Aim of the task >>
Gather every line below where "name" appears.
Start
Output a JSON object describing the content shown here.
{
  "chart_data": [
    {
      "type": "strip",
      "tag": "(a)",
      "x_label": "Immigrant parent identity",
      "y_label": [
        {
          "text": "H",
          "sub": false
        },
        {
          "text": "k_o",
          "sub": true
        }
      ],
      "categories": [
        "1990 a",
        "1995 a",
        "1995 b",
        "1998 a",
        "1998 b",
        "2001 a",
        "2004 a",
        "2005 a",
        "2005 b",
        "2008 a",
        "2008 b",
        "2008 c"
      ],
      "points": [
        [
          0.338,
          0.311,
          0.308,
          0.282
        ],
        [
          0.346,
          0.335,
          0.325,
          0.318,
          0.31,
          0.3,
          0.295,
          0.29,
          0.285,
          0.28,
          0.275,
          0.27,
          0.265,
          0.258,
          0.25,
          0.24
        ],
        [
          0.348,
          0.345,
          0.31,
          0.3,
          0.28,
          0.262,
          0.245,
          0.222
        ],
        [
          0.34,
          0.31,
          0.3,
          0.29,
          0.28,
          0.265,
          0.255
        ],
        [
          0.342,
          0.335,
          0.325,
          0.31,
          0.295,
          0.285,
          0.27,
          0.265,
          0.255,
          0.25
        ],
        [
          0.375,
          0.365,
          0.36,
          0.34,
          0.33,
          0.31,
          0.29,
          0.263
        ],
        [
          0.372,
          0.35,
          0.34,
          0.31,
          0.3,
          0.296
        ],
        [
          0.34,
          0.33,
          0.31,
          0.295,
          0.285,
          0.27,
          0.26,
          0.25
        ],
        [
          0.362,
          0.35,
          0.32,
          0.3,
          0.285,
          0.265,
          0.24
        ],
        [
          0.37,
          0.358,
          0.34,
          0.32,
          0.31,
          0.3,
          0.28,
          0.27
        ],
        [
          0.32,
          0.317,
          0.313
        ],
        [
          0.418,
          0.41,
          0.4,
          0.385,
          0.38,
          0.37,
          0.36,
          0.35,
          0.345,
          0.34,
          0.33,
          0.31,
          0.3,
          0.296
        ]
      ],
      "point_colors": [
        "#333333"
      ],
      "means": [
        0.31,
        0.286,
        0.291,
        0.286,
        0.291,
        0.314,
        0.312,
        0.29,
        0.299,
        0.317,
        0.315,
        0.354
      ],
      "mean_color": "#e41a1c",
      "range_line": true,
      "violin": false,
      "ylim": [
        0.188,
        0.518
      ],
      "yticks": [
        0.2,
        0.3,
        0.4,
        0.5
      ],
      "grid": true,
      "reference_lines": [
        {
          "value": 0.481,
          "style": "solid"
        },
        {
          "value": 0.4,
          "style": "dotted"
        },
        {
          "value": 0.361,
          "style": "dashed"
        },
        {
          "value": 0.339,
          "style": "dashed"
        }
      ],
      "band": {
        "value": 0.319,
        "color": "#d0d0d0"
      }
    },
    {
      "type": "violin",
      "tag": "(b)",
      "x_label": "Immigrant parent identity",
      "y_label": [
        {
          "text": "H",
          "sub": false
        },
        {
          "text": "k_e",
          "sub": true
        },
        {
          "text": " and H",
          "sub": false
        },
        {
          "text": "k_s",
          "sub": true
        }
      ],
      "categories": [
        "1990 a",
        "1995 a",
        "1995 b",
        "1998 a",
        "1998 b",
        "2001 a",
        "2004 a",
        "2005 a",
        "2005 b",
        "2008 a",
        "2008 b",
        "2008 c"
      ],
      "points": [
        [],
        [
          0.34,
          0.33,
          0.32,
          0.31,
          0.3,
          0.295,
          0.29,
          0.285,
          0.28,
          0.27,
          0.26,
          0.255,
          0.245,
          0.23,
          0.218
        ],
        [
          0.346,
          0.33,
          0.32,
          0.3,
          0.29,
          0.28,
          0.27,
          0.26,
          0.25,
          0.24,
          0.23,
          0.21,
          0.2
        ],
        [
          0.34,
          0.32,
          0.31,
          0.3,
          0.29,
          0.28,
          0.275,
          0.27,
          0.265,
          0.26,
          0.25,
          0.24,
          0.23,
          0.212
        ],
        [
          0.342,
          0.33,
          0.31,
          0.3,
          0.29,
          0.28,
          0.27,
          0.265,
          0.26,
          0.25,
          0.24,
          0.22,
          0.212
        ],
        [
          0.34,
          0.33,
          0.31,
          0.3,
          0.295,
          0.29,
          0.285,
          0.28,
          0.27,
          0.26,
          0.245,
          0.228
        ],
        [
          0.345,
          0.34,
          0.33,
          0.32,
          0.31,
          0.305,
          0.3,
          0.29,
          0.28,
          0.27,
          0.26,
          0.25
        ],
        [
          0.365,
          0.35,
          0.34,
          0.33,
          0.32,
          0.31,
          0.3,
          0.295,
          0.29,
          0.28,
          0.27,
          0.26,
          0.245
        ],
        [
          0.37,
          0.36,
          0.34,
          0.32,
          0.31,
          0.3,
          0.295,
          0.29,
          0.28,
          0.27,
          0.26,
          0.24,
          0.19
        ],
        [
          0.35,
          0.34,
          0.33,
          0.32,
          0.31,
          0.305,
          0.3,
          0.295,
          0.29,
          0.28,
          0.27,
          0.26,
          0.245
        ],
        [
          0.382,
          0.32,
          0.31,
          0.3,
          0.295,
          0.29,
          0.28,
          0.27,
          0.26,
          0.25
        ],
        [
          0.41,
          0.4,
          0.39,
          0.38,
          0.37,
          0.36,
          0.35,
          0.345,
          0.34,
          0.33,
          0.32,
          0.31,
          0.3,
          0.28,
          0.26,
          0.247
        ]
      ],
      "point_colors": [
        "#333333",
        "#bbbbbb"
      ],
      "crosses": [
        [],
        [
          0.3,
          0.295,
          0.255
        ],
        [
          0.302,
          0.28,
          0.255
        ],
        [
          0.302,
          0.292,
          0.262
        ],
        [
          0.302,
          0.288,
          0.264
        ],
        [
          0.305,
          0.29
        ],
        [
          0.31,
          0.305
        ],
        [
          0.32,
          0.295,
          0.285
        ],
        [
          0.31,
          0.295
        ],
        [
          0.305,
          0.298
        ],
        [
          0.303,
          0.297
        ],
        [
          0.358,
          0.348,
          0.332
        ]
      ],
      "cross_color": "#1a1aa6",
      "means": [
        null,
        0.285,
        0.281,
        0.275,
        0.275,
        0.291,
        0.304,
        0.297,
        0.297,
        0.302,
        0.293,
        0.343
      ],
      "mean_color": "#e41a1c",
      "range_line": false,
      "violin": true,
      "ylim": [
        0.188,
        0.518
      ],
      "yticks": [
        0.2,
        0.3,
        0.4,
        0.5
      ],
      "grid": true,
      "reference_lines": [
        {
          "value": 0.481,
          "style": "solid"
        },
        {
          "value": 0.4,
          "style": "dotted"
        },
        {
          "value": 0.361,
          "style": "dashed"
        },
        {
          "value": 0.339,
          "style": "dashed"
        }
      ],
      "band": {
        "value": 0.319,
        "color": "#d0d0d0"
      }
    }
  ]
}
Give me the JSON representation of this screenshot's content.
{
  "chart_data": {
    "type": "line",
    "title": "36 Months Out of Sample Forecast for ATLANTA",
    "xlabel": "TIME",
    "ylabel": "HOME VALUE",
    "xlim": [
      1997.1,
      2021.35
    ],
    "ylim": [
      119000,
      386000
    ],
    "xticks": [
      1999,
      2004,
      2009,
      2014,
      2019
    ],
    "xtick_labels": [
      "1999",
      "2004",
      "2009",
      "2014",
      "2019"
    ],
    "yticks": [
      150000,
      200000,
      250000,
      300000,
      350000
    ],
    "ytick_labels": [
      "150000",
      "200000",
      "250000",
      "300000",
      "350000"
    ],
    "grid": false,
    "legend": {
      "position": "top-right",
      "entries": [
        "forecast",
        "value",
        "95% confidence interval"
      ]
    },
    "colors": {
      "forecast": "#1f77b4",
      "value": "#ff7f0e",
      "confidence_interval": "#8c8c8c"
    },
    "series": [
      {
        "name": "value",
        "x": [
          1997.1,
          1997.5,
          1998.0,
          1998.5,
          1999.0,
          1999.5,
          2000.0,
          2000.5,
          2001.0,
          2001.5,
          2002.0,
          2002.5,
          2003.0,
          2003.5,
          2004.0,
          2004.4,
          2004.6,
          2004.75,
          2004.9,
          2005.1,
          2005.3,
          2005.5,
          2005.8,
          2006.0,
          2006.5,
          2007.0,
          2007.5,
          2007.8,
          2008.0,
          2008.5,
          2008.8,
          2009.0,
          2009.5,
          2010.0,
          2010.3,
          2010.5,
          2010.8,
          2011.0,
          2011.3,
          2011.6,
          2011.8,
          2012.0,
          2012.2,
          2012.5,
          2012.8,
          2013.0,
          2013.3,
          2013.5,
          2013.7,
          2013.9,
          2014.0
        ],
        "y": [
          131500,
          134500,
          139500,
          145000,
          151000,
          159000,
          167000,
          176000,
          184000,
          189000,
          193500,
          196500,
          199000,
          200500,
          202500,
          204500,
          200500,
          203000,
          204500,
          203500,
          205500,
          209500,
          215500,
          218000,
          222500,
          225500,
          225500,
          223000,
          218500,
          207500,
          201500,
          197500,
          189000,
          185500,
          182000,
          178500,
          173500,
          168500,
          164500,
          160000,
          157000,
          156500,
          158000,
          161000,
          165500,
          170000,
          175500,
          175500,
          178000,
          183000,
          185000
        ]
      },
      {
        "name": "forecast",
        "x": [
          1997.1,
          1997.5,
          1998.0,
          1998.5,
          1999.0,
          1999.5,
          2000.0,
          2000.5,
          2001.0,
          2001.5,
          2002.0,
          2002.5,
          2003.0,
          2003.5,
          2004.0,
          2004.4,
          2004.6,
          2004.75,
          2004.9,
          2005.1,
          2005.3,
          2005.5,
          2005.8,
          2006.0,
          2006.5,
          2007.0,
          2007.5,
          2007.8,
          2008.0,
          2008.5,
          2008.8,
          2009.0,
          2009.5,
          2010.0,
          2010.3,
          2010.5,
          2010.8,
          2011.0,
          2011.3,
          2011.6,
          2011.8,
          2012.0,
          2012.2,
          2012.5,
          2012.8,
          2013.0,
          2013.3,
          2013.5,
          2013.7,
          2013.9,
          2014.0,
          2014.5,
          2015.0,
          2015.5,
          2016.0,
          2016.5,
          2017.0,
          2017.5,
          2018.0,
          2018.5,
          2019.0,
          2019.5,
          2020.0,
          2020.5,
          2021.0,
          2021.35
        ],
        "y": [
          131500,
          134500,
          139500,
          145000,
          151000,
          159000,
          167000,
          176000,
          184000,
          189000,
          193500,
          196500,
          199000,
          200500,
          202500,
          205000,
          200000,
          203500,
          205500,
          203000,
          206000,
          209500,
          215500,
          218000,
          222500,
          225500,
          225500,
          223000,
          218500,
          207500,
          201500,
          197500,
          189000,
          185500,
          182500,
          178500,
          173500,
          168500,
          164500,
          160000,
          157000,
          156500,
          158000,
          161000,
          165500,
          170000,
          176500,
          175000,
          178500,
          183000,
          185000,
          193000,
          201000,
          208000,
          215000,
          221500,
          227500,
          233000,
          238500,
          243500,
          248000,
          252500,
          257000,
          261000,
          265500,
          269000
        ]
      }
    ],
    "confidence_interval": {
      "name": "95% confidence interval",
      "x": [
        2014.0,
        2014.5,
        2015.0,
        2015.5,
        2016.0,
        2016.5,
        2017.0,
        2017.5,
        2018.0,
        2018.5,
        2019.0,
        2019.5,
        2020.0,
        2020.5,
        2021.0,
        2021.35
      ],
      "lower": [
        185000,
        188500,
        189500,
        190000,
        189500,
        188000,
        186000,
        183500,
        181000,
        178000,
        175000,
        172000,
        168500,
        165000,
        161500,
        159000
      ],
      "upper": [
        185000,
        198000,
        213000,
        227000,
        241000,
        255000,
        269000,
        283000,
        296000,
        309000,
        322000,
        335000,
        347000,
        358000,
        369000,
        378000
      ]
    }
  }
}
End
Output below >>
        "name": "value",
        "name": "forecast",
      "name": "95% confidence interval",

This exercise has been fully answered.